Print all the data, keeping every line exactly as it is.

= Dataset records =

################

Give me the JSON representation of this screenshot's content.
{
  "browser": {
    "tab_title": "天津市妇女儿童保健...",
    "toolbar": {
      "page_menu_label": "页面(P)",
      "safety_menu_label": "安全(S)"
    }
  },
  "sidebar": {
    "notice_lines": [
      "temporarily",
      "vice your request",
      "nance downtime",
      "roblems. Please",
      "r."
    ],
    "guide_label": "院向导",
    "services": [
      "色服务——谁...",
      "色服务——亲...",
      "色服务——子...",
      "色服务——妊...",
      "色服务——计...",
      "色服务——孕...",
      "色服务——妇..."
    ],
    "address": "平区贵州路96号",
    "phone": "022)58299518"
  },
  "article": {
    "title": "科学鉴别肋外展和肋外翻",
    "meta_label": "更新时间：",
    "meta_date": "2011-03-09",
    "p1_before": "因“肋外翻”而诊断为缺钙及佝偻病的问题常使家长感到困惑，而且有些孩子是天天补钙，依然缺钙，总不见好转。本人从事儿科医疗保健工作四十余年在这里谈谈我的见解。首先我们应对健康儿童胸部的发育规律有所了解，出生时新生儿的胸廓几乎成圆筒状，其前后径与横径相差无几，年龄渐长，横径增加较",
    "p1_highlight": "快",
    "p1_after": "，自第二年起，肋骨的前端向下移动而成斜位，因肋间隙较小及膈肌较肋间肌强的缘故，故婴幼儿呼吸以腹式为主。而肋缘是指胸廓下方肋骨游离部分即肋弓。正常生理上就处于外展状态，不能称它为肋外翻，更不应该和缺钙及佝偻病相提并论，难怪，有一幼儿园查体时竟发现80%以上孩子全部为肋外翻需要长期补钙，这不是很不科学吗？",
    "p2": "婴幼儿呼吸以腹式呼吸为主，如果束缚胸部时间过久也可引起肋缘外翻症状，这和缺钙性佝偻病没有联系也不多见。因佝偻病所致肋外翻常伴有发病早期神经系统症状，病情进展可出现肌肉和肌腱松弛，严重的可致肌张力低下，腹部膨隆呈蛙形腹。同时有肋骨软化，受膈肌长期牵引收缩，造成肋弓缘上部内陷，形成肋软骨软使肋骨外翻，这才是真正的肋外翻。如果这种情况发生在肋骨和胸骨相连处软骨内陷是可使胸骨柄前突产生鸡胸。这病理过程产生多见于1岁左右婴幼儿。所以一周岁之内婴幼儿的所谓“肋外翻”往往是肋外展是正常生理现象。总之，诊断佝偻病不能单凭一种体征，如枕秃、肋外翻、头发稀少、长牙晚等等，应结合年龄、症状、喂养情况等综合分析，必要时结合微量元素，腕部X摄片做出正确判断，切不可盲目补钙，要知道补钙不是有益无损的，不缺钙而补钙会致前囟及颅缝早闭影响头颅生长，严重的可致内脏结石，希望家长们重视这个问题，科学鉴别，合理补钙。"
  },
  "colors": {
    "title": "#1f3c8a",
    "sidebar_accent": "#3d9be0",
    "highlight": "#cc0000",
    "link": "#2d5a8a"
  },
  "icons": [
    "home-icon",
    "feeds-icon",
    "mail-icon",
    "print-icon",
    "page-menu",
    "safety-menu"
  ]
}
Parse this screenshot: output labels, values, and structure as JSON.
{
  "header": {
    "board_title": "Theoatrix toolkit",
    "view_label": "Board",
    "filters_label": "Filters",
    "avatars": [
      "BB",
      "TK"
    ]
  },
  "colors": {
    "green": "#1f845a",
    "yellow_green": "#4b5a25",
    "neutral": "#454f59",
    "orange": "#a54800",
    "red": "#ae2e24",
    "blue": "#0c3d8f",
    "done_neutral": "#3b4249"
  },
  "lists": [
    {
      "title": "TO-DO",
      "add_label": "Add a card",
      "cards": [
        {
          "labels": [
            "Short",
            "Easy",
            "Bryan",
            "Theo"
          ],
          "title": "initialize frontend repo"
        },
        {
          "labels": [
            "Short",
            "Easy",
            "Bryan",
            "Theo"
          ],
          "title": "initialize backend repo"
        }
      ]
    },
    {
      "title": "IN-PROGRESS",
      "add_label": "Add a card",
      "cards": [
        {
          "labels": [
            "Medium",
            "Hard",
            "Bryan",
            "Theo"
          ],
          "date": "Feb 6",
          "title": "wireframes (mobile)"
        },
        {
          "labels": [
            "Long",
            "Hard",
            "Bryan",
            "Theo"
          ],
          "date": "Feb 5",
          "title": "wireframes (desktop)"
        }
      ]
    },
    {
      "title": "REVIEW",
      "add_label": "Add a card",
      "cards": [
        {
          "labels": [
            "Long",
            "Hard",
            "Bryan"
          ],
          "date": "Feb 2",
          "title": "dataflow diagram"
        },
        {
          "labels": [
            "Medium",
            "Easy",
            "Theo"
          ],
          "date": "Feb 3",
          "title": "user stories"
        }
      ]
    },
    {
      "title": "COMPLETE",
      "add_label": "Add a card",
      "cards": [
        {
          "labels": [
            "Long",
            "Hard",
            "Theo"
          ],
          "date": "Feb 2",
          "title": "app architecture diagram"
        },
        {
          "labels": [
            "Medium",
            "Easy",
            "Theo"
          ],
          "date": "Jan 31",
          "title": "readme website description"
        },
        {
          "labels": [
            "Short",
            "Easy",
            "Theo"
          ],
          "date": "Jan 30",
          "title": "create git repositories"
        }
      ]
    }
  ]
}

################

= SOLUTION BELOW =
Give me the JSON representation of this screenshot's content.
{
  "browser": {
    "tab_title": "天津市妇女儿童保健...",
    "toolbar": {
      "page_menu_label": "页面(P)",
      "safety_menu_label": "安全(S)"
    }
  },
  "sidebar": {
    "notice_lines": [
      "temporarily",
      "vice your request",
      "nance downtime",
      "roblems. Please",
      "r."
    ],
    "guide_label": "院向导",
    "services": [
      "色服务——谁...",
      "色服务——亲...",
      "色服务——子...",
      "色服务——妊...",
      "色服务——计...",
      "色服务——孕...",
      "色服务——妇..."
    ],
    "address": "平区贵州路96号",
    "phone": "022)58299518"
  },
  "article": {
    "title": "科学鉴别肋外展和肋外翻",
    "meta_label": "更新时间：",
    "meta_date": "2011-03-09",
    "p1_before": "因“肋外翻”而诊断为缺钙及佝偻病的问题常使家长感到困惑，而且有些孩子是天天补钙，依然缺钙，总不见好转。本人从事儿科医疗保健工作四十余年在这里谈谈我的见解。首先我们应对健康儿童胸部的发育规律有所了解，出生时新生儿的胸廓几乎成圆筒状，其前后径与横径相差无几，年龄渐长，横径增加较",
    "p1_highlight": "快",
    "p1_after": "，自第二年起，肋骨的前端向下移动而成斜位，因肋间隙较小及膈肌较肋间肌强的缘故，故婴幼儿呼吸以腹式为主。而肋缘是指胸廓下方肋骨游离部分即肋弓。正常生理上就处于外展状态，不能称它为肋外翻，更不应该和缺钙及佝偻病相提并论，难怪，有一幼儿园查体时竟发现80%以上孩子全部为肋外翻需要长期补钙，这不是很不科学吗？",
    "p2": "婴幼儿呼吸以腹式呼吸为主，如果束缚胸部时间过久也可引起肋缘外翻症状，这和缺钙性佝偻病没有联系也不多见。因佝偻病所致肋外翻常伴有发病早期神经系统症状，病情进展可出现肌肉和肌腱松弛，严重的可致肌张力低下，腹部膨隆呈蛙形腹。同时有肋骨软化，受膈肌长期牵引收缩，造成肋弓缘上部内陷，形成肋软骨软使肋骨外翻，这才是真正的肋外翻。如果这种情况发生在肋骨和胸骨相连处软骨内陷是可使胸骨柄前突产生鸡胸。这病理过程产生多见于1岁左右婴幼儿。所以一周岁之内婴幼儿的所谓“肋外翻”往往是肋外展是正常生理现象。总之，诊断佝偻病不能单凭一种体征，如枕秃、肋外翻、头发稀少、长牙晚等等，应结合年龄、症状、喂养情况等综合分析，必要时结合微量元素，腕部X摄片做出正确判断，切不可盲目补钙，要知道补钙不是有益无损的，不缺钙而补钙会致前囟及颅缝早闭影响头颅生长，严重的可致内脏结石，希望家长们重视这个问题，科学鉴别，合理补钙。"
  },
  "colors": {
    "title": "#1f3c8a",
    "sidebar_accent": "#3d9be0",
    "highlight": "#cc0000",
    "link": "#2d5a8a"
  },
  "icons": [
    "home-icon",
    "feeds-icon",
    "mail-icon",
    "print-icon",
    "page-menu",
    "safety-menu"
  ]
}
Parse this screenshot: output labels, values, and structure as JSON.
{
  "header": {
    "board_title": "Theoatrix toolkit",
    "view_label": "Board",
    "filters_label": "Filters",
    "avatars": [
      "BB",
      "TK"
    ]
  },
  "colors": {
    "green": "#1f845a",
    "yellow_green": "#4b5a25",
    "neutral": "#454f59",
    "orange": "#a54800",
    "red": "#ae2e24",
    "blue": "#0c3d8f",
    "done_neutral": "#3b4249"
  },
  "lists": [
    {
      "title": "TO-DO",
      "add_label": "Add a card",
      "cards": [
        {
          "labels": [
            "Short",
            "Easy",
            "Bryan",
            "Theo"
          ],
          "title": "initialize frontend repo"
        },
        {
          "labels": [
            "Short",
            "Easy",
            "Bryan",
            "Theo"
          ],
          "title": "initialize backend repo"
        }
      ]
    },
    {
      "title": "IN-PROGRESS",
      "add_label": "Add a card",
      "cards": [
        {
          "labels": [
            "Medium",
            "Hard",
            "Bryan",
            "Theo"
          ],
          "date": "Feb 6",
          "title": "wireframes (mobile)"
        },
        {
          "labels": [
            "Long",
            "Hard",
            "Bryan",
            "Theo"
          ],
          "date": "Feb 5",
          "title": "wireframes (desktop)"
        }
      ]
    },
    {
      "title": "REVIEW",
      "add_label": "Add a card",
      "cards": [
        {
          "labels": [
            "Long",
            "Hard",
            "Bryan"
          ],
          "date": "Feb 2",
          "title": "dataflow diagram"
        },
        {
          "labels": [
            "Medium",
            "Easy",
            "Theo"
          ],
          "date": "Feb 3",
          "title": "user stories"
        }
      ]
    },
    {
      "title": "COMPLETE",
      "add_label": "Add a card",
      "cards": [
        {
          "labels": [
            "Long",
            "Hard",
            "Theo"
          ],
          "date": "Feb 2",
          "title": "app architecture diagram"
        },
        {
          "labels": [
            "Medium",
            "Easy",
            "Theo"
          ],
          "date": "Jan 31",
          "title": "readme website description"
        },
        {
          "labels": [
            "Short",
            "Easy",
            "Theo"
          ],
          "date": "Jan 30",
          "title": "create git repositories"
        }
      ]
    }
  ]
}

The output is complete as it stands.